ENTRIES PROVIDED –
(begin)

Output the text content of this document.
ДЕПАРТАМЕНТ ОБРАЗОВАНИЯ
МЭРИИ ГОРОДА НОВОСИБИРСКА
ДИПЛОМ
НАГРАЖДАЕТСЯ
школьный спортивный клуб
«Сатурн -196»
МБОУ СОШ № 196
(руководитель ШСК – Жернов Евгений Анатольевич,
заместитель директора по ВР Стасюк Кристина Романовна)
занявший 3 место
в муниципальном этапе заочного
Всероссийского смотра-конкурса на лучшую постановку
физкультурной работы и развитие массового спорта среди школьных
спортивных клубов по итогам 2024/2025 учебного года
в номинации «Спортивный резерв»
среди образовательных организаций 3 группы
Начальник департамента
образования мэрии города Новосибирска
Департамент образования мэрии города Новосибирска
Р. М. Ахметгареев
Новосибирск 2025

(end)
(begin)

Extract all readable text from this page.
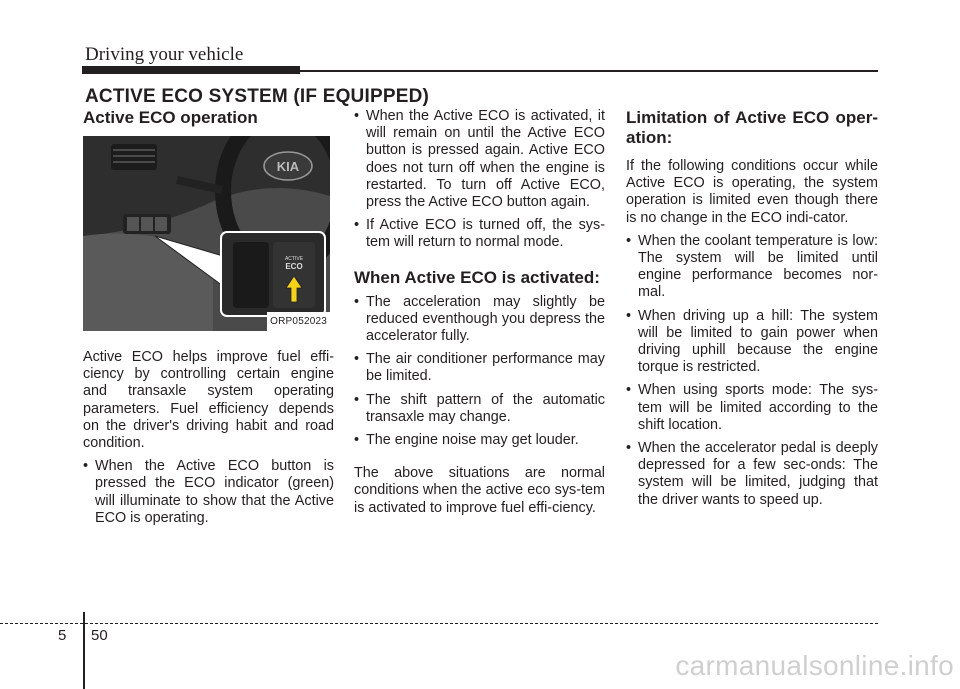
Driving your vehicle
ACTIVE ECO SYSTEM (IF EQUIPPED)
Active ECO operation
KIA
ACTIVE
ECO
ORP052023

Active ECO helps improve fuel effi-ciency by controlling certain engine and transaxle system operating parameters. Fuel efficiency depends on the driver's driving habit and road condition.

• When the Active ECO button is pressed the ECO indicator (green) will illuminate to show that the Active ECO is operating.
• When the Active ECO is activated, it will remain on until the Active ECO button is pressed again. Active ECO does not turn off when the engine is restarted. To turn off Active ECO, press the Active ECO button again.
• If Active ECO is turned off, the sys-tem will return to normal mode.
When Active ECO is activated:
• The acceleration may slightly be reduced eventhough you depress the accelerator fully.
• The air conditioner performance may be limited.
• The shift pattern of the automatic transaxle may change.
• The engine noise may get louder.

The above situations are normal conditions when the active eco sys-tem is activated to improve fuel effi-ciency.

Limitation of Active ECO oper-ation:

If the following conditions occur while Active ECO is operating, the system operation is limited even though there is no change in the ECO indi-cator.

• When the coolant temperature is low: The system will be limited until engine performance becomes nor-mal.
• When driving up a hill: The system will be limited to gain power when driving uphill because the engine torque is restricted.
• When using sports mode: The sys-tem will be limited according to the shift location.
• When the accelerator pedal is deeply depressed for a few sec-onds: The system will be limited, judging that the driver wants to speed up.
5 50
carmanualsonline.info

(end)

TO DO – Go through the listing above and list every line that has the word "transaxle".

EXERCISE OUTPUT –
Active ECO helps improve fuel effi-ciency by controlling certain engine and transaxle system operating parameters. Fuel efficiency depends on the driver's driving habit and road condition.
• The shift pattern of the automatic transaxle may change.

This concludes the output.